## [Dataset excerpt]
-.-.-

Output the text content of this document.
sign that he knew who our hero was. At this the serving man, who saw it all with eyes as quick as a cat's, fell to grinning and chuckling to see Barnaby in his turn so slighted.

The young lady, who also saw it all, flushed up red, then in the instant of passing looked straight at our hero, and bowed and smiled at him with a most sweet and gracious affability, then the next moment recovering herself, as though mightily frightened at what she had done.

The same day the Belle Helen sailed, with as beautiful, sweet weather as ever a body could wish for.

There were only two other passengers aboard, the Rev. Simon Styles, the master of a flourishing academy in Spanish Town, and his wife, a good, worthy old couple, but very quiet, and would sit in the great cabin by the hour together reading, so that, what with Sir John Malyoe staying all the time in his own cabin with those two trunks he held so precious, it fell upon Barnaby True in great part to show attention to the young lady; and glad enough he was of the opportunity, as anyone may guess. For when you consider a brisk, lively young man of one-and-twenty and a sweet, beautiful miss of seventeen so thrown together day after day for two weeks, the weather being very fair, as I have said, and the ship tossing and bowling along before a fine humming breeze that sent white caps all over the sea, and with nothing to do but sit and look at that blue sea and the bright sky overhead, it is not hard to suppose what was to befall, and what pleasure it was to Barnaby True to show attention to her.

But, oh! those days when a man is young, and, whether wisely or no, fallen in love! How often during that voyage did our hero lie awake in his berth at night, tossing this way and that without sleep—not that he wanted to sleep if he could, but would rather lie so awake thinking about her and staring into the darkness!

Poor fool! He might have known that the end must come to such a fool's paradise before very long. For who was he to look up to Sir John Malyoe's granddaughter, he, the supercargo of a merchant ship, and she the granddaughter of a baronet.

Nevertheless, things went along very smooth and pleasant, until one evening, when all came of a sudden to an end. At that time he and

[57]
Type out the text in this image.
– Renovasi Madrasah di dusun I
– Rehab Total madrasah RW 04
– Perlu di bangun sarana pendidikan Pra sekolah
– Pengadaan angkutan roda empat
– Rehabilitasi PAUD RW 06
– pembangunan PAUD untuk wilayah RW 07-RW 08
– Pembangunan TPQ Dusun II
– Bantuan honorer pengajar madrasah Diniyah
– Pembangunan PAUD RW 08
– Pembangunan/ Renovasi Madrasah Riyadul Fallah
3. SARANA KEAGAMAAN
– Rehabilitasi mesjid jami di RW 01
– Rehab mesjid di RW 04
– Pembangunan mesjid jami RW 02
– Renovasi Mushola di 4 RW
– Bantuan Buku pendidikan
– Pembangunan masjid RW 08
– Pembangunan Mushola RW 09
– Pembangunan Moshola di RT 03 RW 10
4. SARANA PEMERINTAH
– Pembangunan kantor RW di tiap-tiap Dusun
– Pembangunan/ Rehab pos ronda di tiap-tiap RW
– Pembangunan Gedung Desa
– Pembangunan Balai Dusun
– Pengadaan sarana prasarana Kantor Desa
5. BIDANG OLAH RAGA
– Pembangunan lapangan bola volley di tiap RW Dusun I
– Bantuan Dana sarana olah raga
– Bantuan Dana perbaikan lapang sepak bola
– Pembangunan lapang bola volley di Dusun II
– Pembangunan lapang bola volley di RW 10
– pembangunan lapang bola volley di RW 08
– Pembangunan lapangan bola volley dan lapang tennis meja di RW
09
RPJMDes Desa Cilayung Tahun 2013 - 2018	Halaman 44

-.-.-

## [Problem details]
Locate "Type out the text in this image." in the material, then quote the line that contains it and all lines after it through the final one.

## [Answer for the task]
Type out the text in this image.
– Renovasi Madrasah di dusun I
– Rehab Total madrasah RW 04
– Perlu di bangun sarana pendidikan Pra sekolah
– Pengadaan angkutan roda empat
– Rehabilitasi PAUD RW 06
– pembangunan PAUD untuk wilayah RW 07-RW 08
– Pembangunan TPQ Dusun II
– Bantuan honorer pengajar madrasah Diniyah
– Pembangunan PAUD RW 08
– Pembangunan/ Renovasi Madrasah Riyadul Fallah
3. SARANA KEAGAMAAN
– Rehabilitasi mesjid jami di RW 01
– Rehab mesjid di RW 04
– Pembangunan mesjid jami RW 02
– Renovasi Mushola di 4 RW
– Bantuan Buku pendidikan
– Pembangunan masjid RW 08
– Pembangunan Mushola RW 09
– Pembangunan Moshola di RT 03 RW 10
4. SARANA PEMERINTAH
– Pembangunan kantor RW di tiap-tiap Dusun
– Pembangunan/ Rehab pos ronda di tiap-tiap RW
– Pembangunan Gedung Desa
– Pembangunan Balai Dusun
– Pengadaan sarana prasarana Kantor Desa
5. BIDANG OLAH RAGA
– Pembangunan lapangan bola volley di tiap RW Dusun I
– Bantuan Dana sarana olah raga
– Bantuan Dana perbaikan lapang sepak bola
– Pembangunan lapang bola volley di Dusun II
– Pembangunan lapang bola volley di RW 10
– pembangunan lapang bola volley di RW 08
– Pembangunan lapangan bola volley dan lapang tennis meja di RW
09
RPJMDes Desa Cilayung Tahun 2013 - 2018	Halaman 44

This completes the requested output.